▶ [To be done]: Repeat the entries that follow verbatim, without any of their pictures.

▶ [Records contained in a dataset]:
═══

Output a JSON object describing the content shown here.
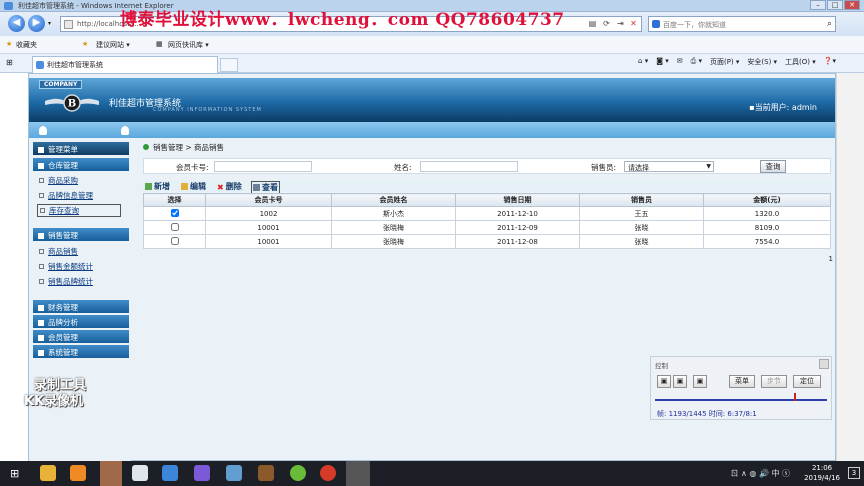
{
  "browser": {
    "window_title": "利佳超市管理系统 - Windows Internet Explorer",
    "address": "http://localhost/...",
    "search_placeholder": "百度一下，你就知道",
    "watermark": "博泰毕业设计www．lwcheng．com QQ78604737",
    "favorites": [
      "收藏夹",
      "建议网站 ▾",
      "网页快讯库 ▾"
    ],
    "tab_title": "利佳超市管理系统",
    "commands": [
      "页面(P) ▾",
      "安全(S) ▾",
      "工具(O) ▾",
      "❓▾"
    ]
  },
  "app": {
    "company_tag": "COMPANY",
    "system_name": "利佳超市管理系统",
    "system_subtitle": "COMPANY INFORMATION SYSTEM",
    "current_user": "▪当前用户: admin"
  },
  "sidebar": {
    "title": "管理菜单",
    "groups": [
      {
        "label": "仓库管理",
        "items": [
          "商品采购",
          "品牌信息管理",
          "库存查询"
        ]
      },
      {
        "label": "销售管理",
        "items": [
          "商品销售",
          "销售金额统计",
          "销售品牌统计"
        ]
      },
      {
        "label": "财务管理"
      },
      {
        "label": "品牌分析"
      },
      {
        "label": "会员管理"
      },
      {
        "label": "系统管理"
      }
    ]
  },
  "main": {
    "breadcrumb": "销售管理 > 商品销售",
    "filter": {
      "member_card_label": "会员卡号:",
      "name_label": "姓名:",
      "seller_label": "销售员:",
      "seller_value": "请选择",
      "query_button": "查询"
    },
    "toolbar": [
      "新增",
      "编辑",
      "删除",
      "查看"
    ],
    "table": {
      "headers": [
        "选择",
        "会员卡号",
        "会员姓名",
        "销售日期",
        "销售员",
        "金额(元)"
      ],
      "rows": [
        {
          "checked": true,
          "card": "1002",
          "name": "斯小杰",
          "date": "2011-12-10",
          "seller": "王五",
          "amount": "1320.0"
        },
        {
          "checked": false,
          "card": "10001",
          "name": "张晓梅",
          "date": "2011-12-09",
          "seller": "张晓",
          "amount": "8109.0"
        },
        {
          "checked": false,
          "card": "10001",
          "name": "张晓梅",
          "date": "2011-12-08",
          "seller": "张晓",
          "amount": "7554.0"
        }
      ]
    },
    "page_number": "1"
  },
  "recorder": {
    "title": "控制",
    "buttons": [
      "菜单",
      "步节",
      "定位"
    ],
    "status": "帧: 1193/1445 时间: 6:37/8:1",
    "progress_fraction": 0.82
  },
  "overlay_text": [
    "录制工具",
    "KK录像机"
  ],
  "taskbar": {
    "tray": "ㄖ ∧ ◍ 🔊 中 ⓢ",
    "time": "21:06",
    "date": "2019/4/16",
    "badge": "3"
  }
}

═══

▶ [Exercise solution]:
Output a JSON object describing the content shown here.
{
  "browser": {
    "window_title": "利佳超市管理系统 - Windows Internet Explorer",
    "address": "http://localhost/...",
    "search_placeholder": "百度一下，你就知道",
    "watermark": "博泰毕业设计www．lwcheng．com QQ78604737",
    "favorites": [
      "收藏夹",
      "建议网站 ▾",
      "网页快讯库 ▾"
    ],
    "tab_title": "利佳超市管理系统",
    "commands": [
      "页面(P) ▾",
      "安全(S) ▾",
      "工具(O) ▾",
      "❓▾"
    ]
  },
  "app": {
    "company_tag": "COMPANY",
    "system_name": "利佳超市管理系统",
    "system_subtitle": "COMPANY INFORMATION SYSTEM",
    "current_user": "▪当前用户: admin"
  },
  "sidebar": {
    "title": "管理菜单",
    "groups": [
      {
        "label": "仓库管理",
        "items": [
          "商品采购",
          "品牌信息管理",
          "库存查询"
        ]
      },
      {
        "label": "销售管理",
        "items": [
          "商品销售",
          "销售金额统计",
          "销售品牌统计"
        ]
      },
      {
        "label": "财务管理"
      },
      {
        "label": "品牌分析"
      },
      {
        "label": "会员管理"
      },
      {
        "label": "系统管理"
      }
    ]
  },
  "main": {
    "breadcrumb": "销售管理 > 商品销售",
    "filter": {
      "member_card_label": "会员卡号:",
      "name_label": "姓名:",
      "seller_label": "销售员:",
      "seller_value": "请选择",
      "query_button": "查询"
    },
    "toolbar": [
      "新增",
      "编辑",
      "删除",
      "查看"
    ],
    "table": {
      "headers": [
        "选择",
        "会员卡号",
        "会员姓名",
        "销售日期",
        "销售员",
        "金额(元)"
      ],
      "rows": [
        {
          "checked": true,
          "card": "1002",
          "name": "斯小杰",
          "date": "2011-12-10",
          "seller": "王五",
          "amount": "1320.0"
        },
        {
          "checked": false,
          "card": "10001",
          "name": "张晓梅",
          "date": "2011-12-09",
          "seller": "张晓",
          "amount": "8109.0"
        },
        {
          "checked": false,
          "card": "10001",
          "name": "张晓梅",
          "date": "2011-12-08",
          "seller": "张晓",
          "amount": "7554.0"
        }
      ]
    },
    "page_number": "1"
  },
  "recorder": {
    "title": "控制",
    "buttons": [
      "菜单",
      "步节",
      "定位"
    ],
    "status": "帧: 1193/1445 时间: 6:37/8:1",
    "progress_fraction": 0.82
  },
  "overlay_text": [
    "录制工具",
    "KK录像机"
  ],
  "taskbar": {
    "tray": "ㄖ ∧ ◍ 🔊 中 ⓢ",
    "time": "21:06",
    "date": "2019/4/16",
    "badge": "3"
  }
}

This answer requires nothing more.